§ RECORDS
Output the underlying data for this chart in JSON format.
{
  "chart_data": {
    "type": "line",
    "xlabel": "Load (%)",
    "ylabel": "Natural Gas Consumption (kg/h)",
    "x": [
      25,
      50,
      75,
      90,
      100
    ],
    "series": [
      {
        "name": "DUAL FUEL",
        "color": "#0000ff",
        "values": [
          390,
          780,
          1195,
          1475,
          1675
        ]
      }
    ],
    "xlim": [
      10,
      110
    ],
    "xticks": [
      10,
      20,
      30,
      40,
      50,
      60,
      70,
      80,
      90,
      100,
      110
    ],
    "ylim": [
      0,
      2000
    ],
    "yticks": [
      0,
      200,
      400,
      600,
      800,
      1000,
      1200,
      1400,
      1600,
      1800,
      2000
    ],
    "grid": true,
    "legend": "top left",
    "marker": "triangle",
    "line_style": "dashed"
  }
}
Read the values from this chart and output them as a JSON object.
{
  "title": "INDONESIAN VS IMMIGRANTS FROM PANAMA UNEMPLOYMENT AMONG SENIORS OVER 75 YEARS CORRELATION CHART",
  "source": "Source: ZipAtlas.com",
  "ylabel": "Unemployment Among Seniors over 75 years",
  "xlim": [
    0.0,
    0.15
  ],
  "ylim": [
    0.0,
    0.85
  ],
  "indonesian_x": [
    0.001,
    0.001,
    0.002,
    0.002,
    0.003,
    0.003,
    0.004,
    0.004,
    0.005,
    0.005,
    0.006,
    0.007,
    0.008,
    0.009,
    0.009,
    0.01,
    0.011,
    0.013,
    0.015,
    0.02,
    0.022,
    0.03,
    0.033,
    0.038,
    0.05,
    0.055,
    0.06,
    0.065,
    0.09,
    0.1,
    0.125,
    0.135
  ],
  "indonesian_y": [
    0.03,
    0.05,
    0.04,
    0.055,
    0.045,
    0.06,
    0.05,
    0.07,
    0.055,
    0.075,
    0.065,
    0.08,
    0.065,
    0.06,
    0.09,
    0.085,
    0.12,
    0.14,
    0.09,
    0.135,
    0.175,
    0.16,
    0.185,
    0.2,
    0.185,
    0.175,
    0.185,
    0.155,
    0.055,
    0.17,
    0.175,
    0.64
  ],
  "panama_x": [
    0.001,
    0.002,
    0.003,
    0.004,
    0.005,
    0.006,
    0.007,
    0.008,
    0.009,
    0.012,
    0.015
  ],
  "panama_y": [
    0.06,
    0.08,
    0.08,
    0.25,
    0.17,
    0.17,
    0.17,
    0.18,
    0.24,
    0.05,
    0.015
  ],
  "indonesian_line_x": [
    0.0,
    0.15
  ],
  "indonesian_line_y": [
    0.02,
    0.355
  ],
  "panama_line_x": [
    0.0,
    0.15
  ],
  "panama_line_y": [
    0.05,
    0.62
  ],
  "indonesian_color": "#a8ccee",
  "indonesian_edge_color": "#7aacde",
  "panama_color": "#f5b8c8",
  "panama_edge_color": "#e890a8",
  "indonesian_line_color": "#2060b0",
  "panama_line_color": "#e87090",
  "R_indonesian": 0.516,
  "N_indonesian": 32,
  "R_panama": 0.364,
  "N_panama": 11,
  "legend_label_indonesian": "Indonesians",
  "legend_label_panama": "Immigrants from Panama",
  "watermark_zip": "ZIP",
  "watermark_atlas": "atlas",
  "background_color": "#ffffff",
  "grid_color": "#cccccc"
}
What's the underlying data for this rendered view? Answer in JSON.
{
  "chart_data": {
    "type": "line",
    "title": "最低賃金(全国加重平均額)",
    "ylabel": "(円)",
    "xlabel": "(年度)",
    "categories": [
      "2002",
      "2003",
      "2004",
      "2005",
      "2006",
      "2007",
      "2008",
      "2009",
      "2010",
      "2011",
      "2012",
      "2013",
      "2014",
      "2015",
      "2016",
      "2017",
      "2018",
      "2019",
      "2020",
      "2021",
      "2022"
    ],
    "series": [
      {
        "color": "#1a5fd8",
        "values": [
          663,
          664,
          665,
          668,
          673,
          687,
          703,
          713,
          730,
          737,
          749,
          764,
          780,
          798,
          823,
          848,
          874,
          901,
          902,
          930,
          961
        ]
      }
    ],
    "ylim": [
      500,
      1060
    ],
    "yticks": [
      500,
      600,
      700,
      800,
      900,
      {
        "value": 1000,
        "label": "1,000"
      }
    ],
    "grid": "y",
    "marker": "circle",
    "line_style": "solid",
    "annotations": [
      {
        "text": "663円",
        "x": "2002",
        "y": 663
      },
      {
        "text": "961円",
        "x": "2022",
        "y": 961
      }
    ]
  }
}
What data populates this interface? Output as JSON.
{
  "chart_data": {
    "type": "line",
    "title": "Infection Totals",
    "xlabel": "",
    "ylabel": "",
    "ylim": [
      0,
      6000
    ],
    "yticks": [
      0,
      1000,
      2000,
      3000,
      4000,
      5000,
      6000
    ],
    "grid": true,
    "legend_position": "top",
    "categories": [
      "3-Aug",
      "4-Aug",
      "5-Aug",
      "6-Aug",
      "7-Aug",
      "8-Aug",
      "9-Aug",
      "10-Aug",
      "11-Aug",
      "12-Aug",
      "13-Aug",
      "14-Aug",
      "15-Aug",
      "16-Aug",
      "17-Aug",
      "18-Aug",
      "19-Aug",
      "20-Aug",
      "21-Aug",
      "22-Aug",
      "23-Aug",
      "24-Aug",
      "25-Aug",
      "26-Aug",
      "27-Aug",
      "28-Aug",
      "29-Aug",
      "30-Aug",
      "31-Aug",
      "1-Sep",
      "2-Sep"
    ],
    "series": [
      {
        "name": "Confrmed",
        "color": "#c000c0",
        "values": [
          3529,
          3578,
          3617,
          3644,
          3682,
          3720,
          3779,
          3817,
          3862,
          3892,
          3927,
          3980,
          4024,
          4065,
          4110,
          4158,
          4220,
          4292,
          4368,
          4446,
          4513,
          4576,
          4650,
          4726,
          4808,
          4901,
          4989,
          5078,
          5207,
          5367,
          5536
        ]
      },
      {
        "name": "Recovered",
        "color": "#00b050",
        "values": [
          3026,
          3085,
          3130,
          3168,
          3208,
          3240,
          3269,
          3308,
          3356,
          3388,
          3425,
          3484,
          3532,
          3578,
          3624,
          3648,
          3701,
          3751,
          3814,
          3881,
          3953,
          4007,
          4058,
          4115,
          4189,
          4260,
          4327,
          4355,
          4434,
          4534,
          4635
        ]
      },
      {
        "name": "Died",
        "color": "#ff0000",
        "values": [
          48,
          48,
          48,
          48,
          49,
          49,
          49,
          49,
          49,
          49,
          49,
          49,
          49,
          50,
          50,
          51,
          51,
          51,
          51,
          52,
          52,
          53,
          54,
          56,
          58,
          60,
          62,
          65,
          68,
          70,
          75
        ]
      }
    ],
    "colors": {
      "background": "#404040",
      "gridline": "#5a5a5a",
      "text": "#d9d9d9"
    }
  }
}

§ EXERCISE
Output nothing but the number of lines in the data containing the string "What".

§ FINISHED EXERCISE
2